Exercise material
────

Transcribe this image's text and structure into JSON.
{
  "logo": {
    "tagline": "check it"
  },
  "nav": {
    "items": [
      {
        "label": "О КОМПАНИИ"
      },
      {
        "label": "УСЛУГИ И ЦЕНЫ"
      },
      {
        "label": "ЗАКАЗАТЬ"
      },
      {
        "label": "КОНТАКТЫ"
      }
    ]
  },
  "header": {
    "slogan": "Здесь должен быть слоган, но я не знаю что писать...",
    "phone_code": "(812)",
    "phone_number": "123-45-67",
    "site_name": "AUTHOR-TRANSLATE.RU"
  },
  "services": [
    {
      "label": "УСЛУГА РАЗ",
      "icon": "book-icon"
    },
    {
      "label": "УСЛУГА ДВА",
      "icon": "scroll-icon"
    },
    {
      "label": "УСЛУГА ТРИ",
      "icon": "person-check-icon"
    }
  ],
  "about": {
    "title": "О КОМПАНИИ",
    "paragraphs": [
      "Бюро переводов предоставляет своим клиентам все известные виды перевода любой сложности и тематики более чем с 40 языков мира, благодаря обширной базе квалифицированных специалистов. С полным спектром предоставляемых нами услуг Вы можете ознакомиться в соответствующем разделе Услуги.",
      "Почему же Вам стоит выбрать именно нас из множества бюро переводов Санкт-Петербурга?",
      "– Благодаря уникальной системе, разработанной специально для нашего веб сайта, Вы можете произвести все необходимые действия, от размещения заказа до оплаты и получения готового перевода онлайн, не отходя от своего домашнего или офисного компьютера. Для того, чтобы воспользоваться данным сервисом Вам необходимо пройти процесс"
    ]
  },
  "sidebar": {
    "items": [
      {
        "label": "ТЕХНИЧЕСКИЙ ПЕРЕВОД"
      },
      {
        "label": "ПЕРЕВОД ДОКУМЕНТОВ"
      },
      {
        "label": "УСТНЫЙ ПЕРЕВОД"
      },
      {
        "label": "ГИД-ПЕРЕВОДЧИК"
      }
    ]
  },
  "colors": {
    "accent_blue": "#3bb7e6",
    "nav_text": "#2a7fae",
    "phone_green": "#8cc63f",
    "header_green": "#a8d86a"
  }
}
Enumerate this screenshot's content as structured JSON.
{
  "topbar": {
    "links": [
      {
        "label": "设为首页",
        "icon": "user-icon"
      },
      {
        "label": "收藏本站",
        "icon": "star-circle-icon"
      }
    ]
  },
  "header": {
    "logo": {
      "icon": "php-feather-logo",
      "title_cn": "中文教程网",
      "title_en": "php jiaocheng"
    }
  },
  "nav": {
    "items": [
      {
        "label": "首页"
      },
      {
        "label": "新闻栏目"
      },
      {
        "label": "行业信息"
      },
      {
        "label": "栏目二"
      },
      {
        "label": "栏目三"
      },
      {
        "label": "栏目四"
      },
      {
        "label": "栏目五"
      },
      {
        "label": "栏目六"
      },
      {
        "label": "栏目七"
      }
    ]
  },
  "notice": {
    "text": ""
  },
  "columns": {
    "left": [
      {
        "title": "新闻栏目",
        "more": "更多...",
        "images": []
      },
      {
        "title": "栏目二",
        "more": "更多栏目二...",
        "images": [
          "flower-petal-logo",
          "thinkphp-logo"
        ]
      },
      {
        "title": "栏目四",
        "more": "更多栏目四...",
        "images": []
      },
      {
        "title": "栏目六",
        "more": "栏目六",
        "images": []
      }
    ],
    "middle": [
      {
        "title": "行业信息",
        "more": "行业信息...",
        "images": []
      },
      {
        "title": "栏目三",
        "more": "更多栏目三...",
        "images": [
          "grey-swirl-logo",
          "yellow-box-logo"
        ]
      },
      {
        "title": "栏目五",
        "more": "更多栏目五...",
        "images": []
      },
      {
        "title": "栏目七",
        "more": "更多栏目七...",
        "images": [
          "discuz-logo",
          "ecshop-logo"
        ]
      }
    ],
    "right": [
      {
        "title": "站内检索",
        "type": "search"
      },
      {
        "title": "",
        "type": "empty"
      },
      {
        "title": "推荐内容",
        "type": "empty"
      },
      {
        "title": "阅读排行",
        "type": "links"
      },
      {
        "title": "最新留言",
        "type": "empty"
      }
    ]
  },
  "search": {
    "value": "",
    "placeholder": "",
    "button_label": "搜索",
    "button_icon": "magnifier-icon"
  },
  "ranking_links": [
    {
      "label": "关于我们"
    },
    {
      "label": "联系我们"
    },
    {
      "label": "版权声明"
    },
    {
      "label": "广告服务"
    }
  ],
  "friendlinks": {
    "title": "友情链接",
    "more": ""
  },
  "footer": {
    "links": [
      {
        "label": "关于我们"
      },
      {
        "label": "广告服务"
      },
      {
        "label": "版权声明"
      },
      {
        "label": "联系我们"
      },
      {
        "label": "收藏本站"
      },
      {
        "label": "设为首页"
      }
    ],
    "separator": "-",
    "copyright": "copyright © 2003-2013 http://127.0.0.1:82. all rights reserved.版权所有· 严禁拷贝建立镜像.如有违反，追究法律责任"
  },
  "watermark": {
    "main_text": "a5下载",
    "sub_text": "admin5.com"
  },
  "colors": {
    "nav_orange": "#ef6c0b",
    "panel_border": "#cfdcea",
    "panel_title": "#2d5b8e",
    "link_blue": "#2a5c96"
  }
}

────

Given exercise
Count each line with "переводов" in it and report that figure by itself.

Answer to this exercise
2